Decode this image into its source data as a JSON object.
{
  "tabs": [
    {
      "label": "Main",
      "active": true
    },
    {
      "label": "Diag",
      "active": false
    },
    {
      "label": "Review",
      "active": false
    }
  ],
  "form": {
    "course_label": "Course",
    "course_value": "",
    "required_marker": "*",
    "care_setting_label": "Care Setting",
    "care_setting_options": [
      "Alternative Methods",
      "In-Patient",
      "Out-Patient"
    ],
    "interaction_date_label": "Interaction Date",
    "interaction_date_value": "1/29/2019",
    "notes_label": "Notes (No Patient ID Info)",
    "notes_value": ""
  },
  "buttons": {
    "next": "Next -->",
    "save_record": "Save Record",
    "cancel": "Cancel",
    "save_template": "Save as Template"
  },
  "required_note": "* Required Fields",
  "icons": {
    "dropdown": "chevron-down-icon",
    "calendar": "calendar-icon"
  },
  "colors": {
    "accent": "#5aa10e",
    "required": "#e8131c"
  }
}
§ §
WRITTEN INSTRUCTION: Give back the whole listing, word for word.

RESULT OF THIS EXERCISE:
Decode this image into its source data as a JSON object.
{
  "tabs": [
    {
      "label": "Main",
      "active": true
    },
    {
      "label": "Diag",
      "active": false
    },
    {
      "label": "Review",
      "active": false
    }
  ],
  "form": {
    "course_label": "Course",
    "course_value": "",
    "required_marker": "*",
    "care_setting_label": "Care Setting",
    "care_setting_options": [
      "Alternative Methods",
      "In-Patient",
      "Out-Patient"
    ],
    "interaction_date_label": "Interaction Date",
    "interaction_date_value": "1/29/2019",
    "notes_label": "Notes (No Patient ID Info)",
    "notes_value": ""
  },
  "buttons": {
    "next": "Next -->",
    "save_record": "Save Record",
    "cancel": "Cancel",
    "save_template": "Save as Template"
  },
  "required_note": "* Required Fields",
  "icons": {
    "dropdown": "chevron-down-icon",
    "calendar": "calendar-icon"
  },
  "colors": {
    "accent": "#5aa10e",
    "required": "#e8131c"
  }
}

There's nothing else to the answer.